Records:

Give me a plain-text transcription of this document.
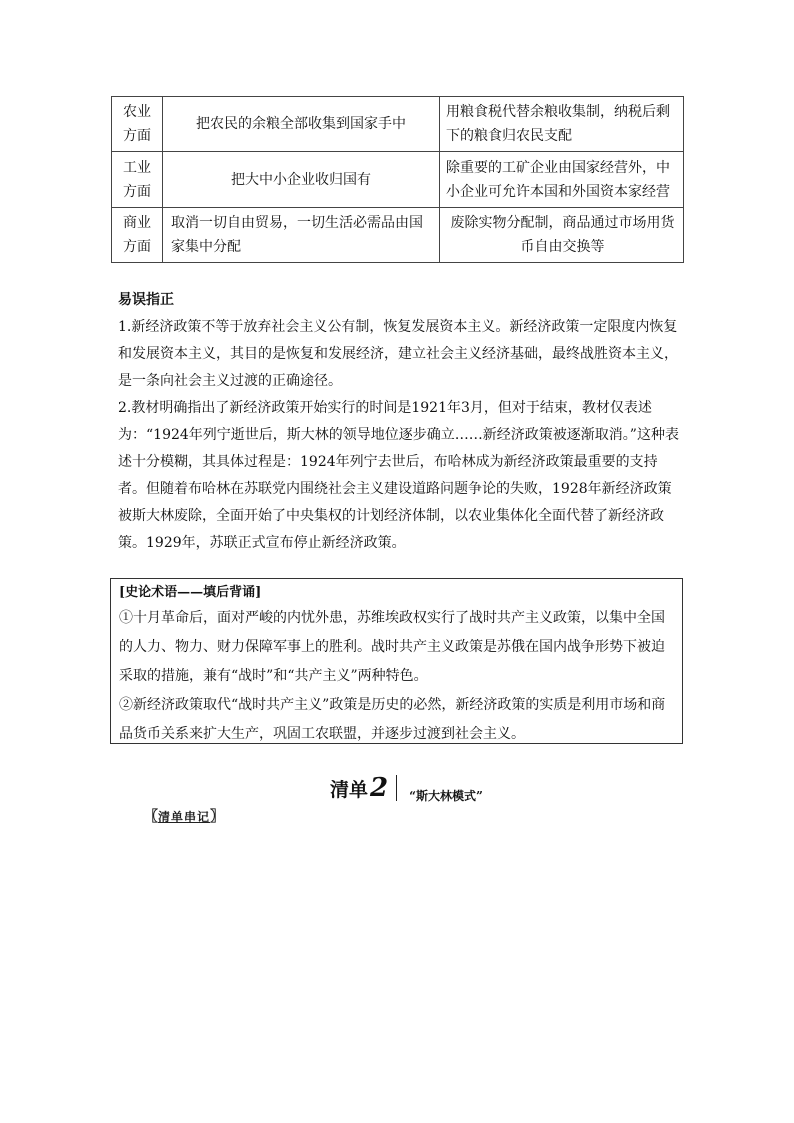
农业
方面	把农民的余粮全部收集到国家手中	用粮食税代替余粮收集制，纳税后剩下的粮食归农民支配
工业
方面	把大中小企业收归国有	除重要的工矿企业由国家经营外，中小企业可允许本国和外国资本家经营
商业
方面	取消一切自由贸易，一切生活必需品由国家集中分配	废除实物分配制，商品通过市场用货币自由交换等
易误指正

1.新经济政策不等于放弃社会主义公有制，恢复发展资本主义。新经济政策一定限度内恢复和发展资本主义，其目的是恢复和发展经济，建立社会主义经济基础，最终战胜资本主义，是一条向社会主义过渡的正确途径。

2.教材明确指出了新经济政策开始实行的时间是1921年3月，但对于结束，教材仅表述为：“1924年列宁逝世后，斯大林的领导地位逐步确立……新经济政策被逐渐取消。”这种表述十分模糊，其具体过程是：1924年列宁去世后，布哈林成为新经济政策最重要的支持者。但随着布哈林在苏联党内围绕社会主义建设道路问题争论的失败，1928年新经济政策被斯大林废除，全面开始了中央集权的计划经济体制，以农业集体化全面代替了新经济政策。1929年，苏联正式宣布停止新经济政策。

[史论术语——填后背诵]

①十月革命后，面对严峻的内忧外患，苏维埃政权实行了战时共产主义政策，以集中全国的人力、物力、财力保障军事上的胜利。战时共产主义政策是苏俄在国内战争形势下被迫采取的措施，兼有“战时”和“共产主义”两种特色。

②新经济政策取代“战时共产主义”政策是历史的必然，新经济政策的实质是利用市场和商品货币关系来扩大生产，巩固工农联盟，并逐步过渡到社会主义。

清单 2 “斯大林模式”
〖清单串记〗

## Directions
Without the pictures, restate each entry exactly.

## Answer in full
Give me a plain-text transcription of this document.
农业
方面	把农民的余粮全部收集到国家手中	用粮食税代替余粮收集制，纳税后剩下的粮食归农民支配
工业
方面	把大中小企业收归国有	除重要的工矿企业由国家经营外，中小企业可允许本国和外国资本家经营
商业
方面	取消一切自由贸易，一切生活必需品由国家集中分配	废除实物分配制，商品通过市场用货币自由交换等
易误指正

1.新经济政策不等于放弃社会主义公有制，恢复发展资本主义。新经济政策一定限度内恢复和发展资本主义，其目的是恢复和发展经济，建立社会主义经济基础，最终战胜资本主义，是一条向社会主义过渡的正确途径。

2.教材明确指出了新经济政策开始实行的时间是1921年3月，但对于结束，教材仅表述为：“1924年列宁逝世后，斯大林的领导地位逐步确立……新经济政策被逐渐取消。”这种表述十分模糊，其具体过程是：1924年列宁去世后，布哈林成为新经济政策最重要的支持者。但随着布哈林在苏联党内围绕社会主义建设道路问题争论的失败，1928年新经济政策被斯大林废除，全面开始了中央集权的计划经济体制，以农业集体化全面代替了新经济政策。1929年，苏联正式宣布停止新经济政策。

[史论术语——填后背诵]

①十月革命后，面对严峻的内忧外患，苏维埃政权实行了战时共产主义政策，以集中全国的人力、物力、财力保障军事上的胜利。战时共产主义政策是苏俄在国内战争形势下被迫采取的措施，兼有“战时”和“共产主义”两种特色。

②新经济政策取代“战时共产主义”政策是历史的必然，新经济政策的实质是利用市场和商品货币关系来扩大生产，巩固工农联盟，并逐步过渡到社会主义。

清单 2 “斯大林模式”
〖清单串记〗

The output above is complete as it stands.